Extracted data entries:
========
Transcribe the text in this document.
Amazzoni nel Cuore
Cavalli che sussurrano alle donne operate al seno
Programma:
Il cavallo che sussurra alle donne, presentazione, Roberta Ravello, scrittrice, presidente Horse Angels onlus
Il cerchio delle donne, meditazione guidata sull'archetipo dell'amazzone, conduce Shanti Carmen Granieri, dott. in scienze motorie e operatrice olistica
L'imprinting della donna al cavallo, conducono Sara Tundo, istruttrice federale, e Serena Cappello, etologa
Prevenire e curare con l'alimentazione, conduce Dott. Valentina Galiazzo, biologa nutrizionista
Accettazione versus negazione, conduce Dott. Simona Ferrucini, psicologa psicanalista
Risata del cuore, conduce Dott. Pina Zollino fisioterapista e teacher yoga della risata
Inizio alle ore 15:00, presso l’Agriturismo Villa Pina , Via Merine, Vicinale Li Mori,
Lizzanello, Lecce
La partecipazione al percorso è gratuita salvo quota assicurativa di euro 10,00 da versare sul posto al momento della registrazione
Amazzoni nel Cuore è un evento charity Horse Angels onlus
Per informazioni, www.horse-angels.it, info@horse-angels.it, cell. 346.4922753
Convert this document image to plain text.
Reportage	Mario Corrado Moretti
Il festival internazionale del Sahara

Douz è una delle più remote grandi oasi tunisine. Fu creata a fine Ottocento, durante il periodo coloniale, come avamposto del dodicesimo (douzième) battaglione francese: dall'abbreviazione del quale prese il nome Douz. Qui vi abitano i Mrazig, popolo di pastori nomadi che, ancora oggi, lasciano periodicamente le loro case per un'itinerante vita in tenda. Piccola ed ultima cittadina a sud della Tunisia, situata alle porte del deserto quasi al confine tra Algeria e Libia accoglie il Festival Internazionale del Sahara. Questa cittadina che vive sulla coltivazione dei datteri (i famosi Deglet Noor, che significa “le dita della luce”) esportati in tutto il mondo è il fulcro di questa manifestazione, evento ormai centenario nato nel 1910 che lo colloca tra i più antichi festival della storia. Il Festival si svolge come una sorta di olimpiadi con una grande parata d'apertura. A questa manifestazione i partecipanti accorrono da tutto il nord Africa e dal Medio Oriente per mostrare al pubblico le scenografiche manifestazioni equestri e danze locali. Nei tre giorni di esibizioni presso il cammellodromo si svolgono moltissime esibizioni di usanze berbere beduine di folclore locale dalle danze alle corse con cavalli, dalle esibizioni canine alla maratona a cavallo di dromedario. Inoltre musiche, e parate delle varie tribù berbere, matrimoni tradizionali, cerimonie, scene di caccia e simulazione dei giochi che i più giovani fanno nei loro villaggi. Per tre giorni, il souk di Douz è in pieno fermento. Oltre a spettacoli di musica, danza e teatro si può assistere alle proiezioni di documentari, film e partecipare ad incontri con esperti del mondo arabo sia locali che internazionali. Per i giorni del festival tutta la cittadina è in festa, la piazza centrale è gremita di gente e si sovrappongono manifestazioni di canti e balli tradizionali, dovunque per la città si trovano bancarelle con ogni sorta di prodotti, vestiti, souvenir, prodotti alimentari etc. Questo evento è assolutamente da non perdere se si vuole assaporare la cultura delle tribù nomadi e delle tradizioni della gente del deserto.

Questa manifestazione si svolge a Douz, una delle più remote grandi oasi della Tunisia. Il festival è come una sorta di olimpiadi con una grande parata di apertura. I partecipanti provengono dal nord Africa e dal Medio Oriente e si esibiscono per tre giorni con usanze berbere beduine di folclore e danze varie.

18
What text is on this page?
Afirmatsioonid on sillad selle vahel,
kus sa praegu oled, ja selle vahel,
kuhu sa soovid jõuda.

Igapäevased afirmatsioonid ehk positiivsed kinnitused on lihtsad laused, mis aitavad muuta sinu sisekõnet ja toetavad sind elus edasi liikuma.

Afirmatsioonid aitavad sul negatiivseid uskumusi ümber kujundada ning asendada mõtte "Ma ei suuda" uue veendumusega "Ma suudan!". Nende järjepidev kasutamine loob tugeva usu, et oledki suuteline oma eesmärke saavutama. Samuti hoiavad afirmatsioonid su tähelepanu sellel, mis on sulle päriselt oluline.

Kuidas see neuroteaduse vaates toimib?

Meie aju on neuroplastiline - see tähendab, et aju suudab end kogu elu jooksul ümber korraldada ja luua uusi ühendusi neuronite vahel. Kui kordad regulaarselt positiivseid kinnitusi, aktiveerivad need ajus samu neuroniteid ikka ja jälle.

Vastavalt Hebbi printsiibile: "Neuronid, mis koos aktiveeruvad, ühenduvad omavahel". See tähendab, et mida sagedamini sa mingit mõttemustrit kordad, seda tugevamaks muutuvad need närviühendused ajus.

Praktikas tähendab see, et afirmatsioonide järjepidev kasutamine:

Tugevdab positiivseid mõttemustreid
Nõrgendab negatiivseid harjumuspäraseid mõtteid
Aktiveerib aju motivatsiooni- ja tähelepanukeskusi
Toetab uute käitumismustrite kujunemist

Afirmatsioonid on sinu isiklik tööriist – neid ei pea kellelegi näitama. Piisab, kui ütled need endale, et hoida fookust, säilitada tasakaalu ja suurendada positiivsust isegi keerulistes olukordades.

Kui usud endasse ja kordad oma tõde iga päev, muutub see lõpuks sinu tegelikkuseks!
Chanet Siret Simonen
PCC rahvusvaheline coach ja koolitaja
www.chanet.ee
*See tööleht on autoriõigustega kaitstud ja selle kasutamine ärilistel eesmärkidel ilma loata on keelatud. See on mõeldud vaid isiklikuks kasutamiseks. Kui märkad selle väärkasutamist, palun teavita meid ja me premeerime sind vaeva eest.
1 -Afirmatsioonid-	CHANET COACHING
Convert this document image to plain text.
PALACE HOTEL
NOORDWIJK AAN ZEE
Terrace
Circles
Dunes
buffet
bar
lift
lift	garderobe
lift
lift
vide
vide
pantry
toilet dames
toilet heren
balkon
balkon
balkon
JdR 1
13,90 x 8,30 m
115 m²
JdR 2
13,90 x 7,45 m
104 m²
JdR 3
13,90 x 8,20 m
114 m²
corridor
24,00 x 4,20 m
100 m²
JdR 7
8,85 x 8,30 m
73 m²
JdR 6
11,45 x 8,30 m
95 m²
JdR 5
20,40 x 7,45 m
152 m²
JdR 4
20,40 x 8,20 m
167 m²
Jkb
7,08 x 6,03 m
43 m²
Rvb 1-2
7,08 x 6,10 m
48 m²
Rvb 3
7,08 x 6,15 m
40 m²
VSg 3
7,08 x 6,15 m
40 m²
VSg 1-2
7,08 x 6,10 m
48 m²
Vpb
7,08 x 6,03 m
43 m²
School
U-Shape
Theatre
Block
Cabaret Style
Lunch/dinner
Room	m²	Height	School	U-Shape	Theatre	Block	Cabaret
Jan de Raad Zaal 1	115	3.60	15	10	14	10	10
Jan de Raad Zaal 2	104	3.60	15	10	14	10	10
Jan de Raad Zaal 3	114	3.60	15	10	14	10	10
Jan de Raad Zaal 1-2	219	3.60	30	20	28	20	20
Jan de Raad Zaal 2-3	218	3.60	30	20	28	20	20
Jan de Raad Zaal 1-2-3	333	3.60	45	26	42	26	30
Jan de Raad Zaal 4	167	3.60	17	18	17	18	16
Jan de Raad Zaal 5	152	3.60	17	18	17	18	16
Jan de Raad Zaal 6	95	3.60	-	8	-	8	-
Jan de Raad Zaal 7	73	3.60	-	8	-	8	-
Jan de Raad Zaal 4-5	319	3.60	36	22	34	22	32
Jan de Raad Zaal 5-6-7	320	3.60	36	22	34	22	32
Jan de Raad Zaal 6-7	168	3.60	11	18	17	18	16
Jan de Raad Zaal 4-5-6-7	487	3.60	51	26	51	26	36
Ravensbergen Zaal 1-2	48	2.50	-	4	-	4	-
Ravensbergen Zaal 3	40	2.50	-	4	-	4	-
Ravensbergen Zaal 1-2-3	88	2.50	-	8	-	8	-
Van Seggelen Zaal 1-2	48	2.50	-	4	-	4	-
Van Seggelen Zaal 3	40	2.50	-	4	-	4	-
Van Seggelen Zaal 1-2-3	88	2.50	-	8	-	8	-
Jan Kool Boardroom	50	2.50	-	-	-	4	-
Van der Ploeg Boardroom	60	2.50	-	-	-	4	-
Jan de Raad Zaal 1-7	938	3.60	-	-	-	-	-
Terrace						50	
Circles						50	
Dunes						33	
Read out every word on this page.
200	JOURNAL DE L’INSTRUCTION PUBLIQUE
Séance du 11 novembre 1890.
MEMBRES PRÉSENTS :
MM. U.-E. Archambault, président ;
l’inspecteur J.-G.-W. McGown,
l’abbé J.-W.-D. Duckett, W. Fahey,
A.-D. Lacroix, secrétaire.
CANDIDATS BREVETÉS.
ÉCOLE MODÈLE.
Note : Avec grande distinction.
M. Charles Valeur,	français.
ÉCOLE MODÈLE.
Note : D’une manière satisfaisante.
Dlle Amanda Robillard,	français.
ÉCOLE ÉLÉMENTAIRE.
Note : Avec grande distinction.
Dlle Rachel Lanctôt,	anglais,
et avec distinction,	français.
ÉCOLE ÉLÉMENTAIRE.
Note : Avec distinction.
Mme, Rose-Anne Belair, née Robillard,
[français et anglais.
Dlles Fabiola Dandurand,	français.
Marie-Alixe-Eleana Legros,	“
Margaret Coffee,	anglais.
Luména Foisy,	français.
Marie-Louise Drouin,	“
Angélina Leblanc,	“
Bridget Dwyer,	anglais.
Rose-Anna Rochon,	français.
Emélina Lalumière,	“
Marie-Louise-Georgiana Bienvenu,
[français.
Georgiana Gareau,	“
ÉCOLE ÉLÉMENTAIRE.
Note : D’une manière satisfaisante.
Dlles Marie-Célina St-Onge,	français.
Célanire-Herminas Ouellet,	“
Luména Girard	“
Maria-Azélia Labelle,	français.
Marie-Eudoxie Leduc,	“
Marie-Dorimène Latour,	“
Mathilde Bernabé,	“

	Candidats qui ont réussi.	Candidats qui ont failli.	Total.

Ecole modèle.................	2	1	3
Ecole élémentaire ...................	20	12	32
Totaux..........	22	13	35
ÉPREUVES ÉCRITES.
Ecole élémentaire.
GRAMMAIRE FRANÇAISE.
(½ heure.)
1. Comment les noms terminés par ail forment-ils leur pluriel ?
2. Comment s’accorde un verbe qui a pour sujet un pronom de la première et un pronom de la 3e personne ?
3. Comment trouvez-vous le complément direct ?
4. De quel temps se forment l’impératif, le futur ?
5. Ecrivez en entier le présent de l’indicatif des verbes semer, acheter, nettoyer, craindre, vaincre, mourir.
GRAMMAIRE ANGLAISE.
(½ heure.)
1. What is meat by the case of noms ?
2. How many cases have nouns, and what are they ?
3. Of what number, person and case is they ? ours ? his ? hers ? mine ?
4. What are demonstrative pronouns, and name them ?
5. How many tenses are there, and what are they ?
========
Stated exercise >>
From the entries, report each line that includes the word "Comment".

Task result >>
1. Comment les noms terminés par ail forment-ils leur pluriel ?
2. Comment s’accorde un verbe qui a pour sujet un pronom de la première et un pronom de la 3e personne ?
3. Comment trouvez-vous le complément direct ?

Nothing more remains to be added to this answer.